> TASK TO CARRY OUT
Would you retype all of these records exactly?

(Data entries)
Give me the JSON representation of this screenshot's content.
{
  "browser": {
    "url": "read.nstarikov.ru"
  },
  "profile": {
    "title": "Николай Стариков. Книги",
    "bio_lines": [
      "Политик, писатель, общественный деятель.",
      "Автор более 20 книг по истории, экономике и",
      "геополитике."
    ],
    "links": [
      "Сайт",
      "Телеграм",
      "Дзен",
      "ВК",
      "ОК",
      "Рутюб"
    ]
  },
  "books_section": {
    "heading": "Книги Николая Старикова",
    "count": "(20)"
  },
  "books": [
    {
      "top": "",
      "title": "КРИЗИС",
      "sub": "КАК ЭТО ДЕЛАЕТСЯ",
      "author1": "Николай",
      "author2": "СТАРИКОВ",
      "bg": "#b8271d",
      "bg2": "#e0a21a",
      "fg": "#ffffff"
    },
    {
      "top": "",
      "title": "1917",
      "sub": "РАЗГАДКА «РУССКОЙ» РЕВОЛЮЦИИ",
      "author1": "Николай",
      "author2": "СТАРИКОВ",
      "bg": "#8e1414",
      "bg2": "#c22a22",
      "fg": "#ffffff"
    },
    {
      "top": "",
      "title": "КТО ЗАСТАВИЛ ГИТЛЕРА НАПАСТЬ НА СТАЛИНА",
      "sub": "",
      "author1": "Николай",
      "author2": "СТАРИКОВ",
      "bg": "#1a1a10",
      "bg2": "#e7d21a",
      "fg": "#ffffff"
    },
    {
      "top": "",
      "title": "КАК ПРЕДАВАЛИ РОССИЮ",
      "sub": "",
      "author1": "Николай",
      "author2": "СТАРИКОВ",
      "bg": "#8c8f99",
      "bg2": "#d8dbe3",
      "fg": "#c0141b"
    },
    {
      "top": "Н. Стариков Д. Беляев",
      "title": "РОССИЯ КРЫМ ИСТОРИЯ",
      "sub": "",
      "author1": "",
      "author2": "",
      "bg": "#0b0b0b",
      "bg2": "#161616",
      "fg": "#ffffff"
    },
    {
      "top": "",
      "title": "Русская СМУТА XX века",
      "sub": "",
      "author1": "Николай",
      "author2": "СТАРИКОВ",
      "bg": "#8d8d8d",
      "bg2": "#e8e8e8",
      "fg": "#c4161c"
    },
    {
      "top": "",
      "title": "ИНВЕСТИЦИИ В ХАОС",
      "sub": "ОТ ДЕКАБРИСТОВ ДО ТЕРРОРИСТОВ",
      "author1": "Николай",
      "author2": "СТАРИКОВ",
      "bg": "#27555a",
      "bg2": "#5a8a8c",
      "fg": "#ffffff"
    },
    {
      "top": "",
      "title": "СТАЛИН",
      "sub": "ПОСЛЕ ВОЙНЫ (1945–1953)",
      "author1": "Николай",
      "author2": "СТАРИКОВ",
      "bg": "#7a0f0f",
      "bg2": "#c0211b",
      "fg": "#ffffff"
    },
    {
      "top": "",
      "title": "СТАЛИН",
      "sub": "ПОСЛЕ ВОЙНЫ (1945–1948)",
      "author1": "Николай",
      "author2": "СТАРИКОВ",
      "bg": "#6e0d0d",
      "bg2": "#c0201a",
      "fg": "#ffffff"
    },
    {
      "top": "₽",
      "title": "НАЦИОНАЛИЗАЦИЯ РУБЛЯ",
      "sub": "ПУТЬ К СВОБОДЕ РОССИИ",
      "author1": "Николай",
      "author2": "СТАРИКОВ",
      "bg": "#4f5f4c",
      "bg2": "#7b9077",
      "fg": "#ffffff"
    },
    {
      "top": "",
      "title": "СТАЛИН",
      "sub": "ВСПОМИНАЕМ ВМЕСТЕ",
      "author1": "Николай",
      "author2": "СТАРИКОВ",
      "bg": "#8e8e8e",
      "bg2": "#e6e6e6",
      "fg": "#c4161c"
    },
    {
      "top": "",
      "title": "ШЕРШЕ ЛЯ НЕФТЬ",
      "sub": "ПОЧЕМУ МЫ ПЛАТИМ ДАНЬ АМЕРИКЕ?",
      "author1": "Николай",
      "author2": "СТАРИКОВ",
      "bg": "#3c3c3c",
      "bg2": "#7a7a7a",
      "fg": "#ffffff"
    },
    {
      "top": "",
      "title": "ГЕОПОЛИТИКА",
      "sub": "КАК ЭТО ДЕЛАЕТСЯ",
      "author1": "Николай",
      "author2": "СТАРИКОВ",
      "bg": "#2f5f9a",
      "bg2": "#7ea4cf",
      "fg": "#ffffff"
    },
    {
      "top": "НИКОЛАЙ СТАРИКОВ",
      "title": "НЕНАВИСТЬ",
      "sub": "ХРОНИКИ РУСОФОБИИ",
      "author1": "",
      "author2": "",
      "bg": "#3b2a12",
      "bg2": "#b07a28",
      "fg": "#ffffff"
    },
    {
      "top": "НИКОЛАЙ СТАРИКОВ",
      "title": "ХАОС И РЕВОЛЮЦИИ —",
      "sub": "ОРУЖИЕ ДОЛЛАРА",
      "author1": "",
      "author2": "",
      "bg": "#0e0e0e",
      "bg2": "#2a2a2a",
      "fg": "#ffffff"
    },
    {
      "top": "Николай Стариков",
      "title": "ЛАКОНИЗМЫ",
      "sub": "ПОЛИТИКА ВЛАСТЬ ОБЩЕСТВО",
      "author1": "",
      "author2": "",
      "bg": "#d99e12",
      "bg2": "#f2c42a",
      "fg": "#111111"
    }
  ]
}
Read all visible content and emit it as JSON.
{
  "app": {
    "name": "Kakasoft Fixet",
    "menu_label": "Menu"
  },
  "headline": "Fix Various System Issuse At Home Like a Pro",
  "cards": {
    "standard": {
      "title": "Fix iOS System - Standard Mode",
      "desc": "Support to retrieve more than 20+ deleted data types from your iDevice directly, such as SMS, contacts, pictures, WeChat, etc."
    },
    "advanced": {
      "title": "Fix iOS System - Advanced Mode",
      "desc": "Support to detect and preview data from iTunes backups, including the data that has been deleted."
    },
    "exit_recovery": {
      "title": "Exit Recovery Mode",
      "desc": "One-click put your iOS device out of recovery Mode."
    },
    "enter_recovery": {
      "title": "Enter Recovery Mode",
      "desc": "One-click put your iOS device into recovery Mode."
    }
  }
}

> WORKED SOLUTION
Give me the JSON representation of this screenshot's content.
{
  "browser": {
    "url": "read.nstarikov.ru"
  },
  "profile": {
    "title": "Николай Стариков. Книги",
    "bio_lines": [
      "Политик, писатель, общественный деятель.",
      "Автор более 20 книг по истории, экономике и",
      "геополитике."
    ],
    "links": [
      "Сайт",
      "Телеграм",
      "Дзен",
      "ВК",
      "ОК",
      "Рутюб"
    ]
  },
  "books_section": {
    "heading": "Книги Николая Старикова",
    "count": "(20)"
  },
  "books": [
    {
      "top": "",
      "title": "КРИЗИС",
      "sub": "КАК ЭТО ДЕЛАЕТСЯ",
      "author1": "Николай",
      "author2": "СТАРИКОВ",
      "bg": "#b8271d",
      "bg2": "#e0a21a",
      "fg": "#ffffff"
    },
    {
      "top": "",
      "title": "1917",
      "sub": "РАЗГАДКА «РУССКОЙ» РЕВОЛЮЦИИ",
      "author1": "Николай",
      "author2": "СТАРИКОВ",
      "bg": "#8e1414",
      "bg2": "#c22a22",
      "fg": "#ffffff"
    },
    {
      "top": "",
      "title": "КТО ЗАСТАВИЛ ГИТЛЕРА НАПАСТЬ НА СТАЛИНА",
      "sub": "",
      "author1": "Николай",
      "author2": "СТАРИКОВ",
      "bg": "#1a1a10",
      "bg2": "#e7d21a",
      "fg": "#ffffff"
    },
    {
      "top": "",
      "title": "КАК ПРЕДАВАЛИ РОССИЮ",
      "sub": "",
      "author1": "Николай",
      "author2": "СТАРИКОВ",
      "bg": "#8c8f99",
      "bg2": "#d8dbe3",
      "fg": "#c0141b"
    },
    {
      "top": "Н. Стариков Д. Беляев",
      "title": "РОССИЯ КРЫМ ИСТОРИЯ",
      "sub": "",
      "author1": "",
      "author2": "",
      "bg": "#0b0b0b",
      "bg2": "#161616",
      "fg": "#ffffff"
    },
    {
      "top": "",
      "title": "Русская СМУТА XX века",
      "sub": "",
      "author1": "Николай",
      "author2": "СТАРИКОВ",
      "bg": "#8d8d8d",
      "bg2": "#e8e8e8",
      "fg": "#c4161c"
    },
    {
      "top": "",
      "title": "ИНВЕСТИЦИИ В ХАОС",
      "sub": "ОТ ДЕКАБРИСТОВ ДО ТЕРРОРИСТОВ",
      "author1": "Николай",
      "author2": "СТАРИКОВ",
      "bg": "#27555a",
      "bg2": "#5a8a8c",
      "fg": "#ffffff"
    },
    {
      "top": "",
      "title": "СТАЛИН",
      "sub": "ПОСЛЕ ВОЙНЫ (1945–1953)",
      "author1": "Николай",
      "author2": "СТАРИКОВ",
      "bg": "#7a0f0f",
      "bg2": "#c0211b",
      "fg": "#ffffff"
    },
    {
      "top": "",
      "title": "СТАЛИН",
      "sub": "ПОСЛЕ ВОЙНЫ (1945–1948)",
      "author1": "Николай",
      "author2": "СТАРИКОВ",
      "bg": "#6e0d0d",
      "bg2": "#c0201a",
      "fg": "#ffffff"
    },
    {
      "top": "₽",
      "title": "НАЦИОНАЛИЗАЦИЯ РУБЛЯ",
      "sub": "ПУТЬ К СВОБОДЕ РОССИИ",
      "author1": "Николай",
      "author2": "СТАРИКОВ",
      "bg": "#4f5f4c",
      "bg2": "#7b9077",
      "fg": "#ffffff"
    },
    {
      "top": "",
      "title": "СТАЛИН",
      "sub": "ВСПОМИНАЕМ ВМЕСТЕ",
      "author1": "Николай",
      "author2": "СТАРИКОВ",
      "bg": "#8e8e8e",
      "bg2": "#e6e6e6",
      "fg": "#c4161c"
    },
    {
      "top": "",
      "title": "ШЕРШЕ ЛЯ НЕФТЬ",
      "sub": "ПОЧЕМУ МЫ ПЛАТИМ ДАНЬ АМЕРИКЕ?",
      "author1": "Николай",
      "author2": "СТАРИКОВ",
      "bg": "#3c3c3c",
      "bg2": "#7a7a7a",
      "fg": "#ffffff"
    },
    {
      "top": "",
      "title": "ГЕОПОЛИТИКА",
      "sub": "КАК ЭТО ДЕЛАЕТСЯ",
      "author1": "Николай",
      "author2": "СТАРИКОВ",
      "bg": "#2f5f9a",
      "bg2": "#7ea4cf",
      "fg": "#ffffff"
    },
    {
      "top": "НИКОЛАЙ СТАРИКОВ",
      "title": "НЕНАВИСТЬ",
      "sub": "ХРОНИКИ РУСОФОБИИ",
      "author1": "",
      "author2": "",
      "bg": "#3b2a12",
      "bg2": "#b07a28",
      "fg": "#ffffff"
    },
    {
      "top": "НИКОЛАЙ СТАРИКОВ",
      "title": "ХАОС И РЕВОЛЮЦИИ —",
      "sub": "ОРУЖИЕ ДОЛЛАРА",
      "author1": "",
      "author2": "",
      "bg": "#0e0e0e",
      "bg2": "#2a2a2a",
      "fg": "#ffffff"
    },
    {
      "top": "Николай Стариков",
      "title": "ЛАКОНИЗМЫ",
      "sub": "ПОЛИТИКА ВЛАСТЬ ОБЩЕСТВО",
      "author1": "",
      "author2": "",
      "bg": "#d99e12",
      "bg2": "#f2c42a",
      "fg": "#111111"
    }
  ]
}
Read all visible content and emit it as JSON.
{
  "app": {
    "name": "Kakasoft Fixet",
    "menu_label": "Menu"
  },
  "headline": "Fix Various System Issuse At Home Like a Pro",
  "cards": {
    "standard": {
      "title": "Fix iOS System - Standard Mode",
      "desc": "Support to retrieve more than 20+ deleted data types from your iDevice directly, such as SMS, contacts, pictures, WeChat, etc."
    },
    "advanced": {
      "title": "Fix iOS System - Advanced Mode",
      "desc": "Support to detect and preview data from iTunes backups, including the data that has been deleted."
    },
    "exit_recovery": {
      "title": "Exit Recovery Mode",
      "desc": "One-click put your iOS device out of recovery Mode."
    },
    "enter_recovery": {
      "title": "Enter Recovery Mode",
      "desc": "One-click put your iOS device into recovery Mode."
    }
  }
}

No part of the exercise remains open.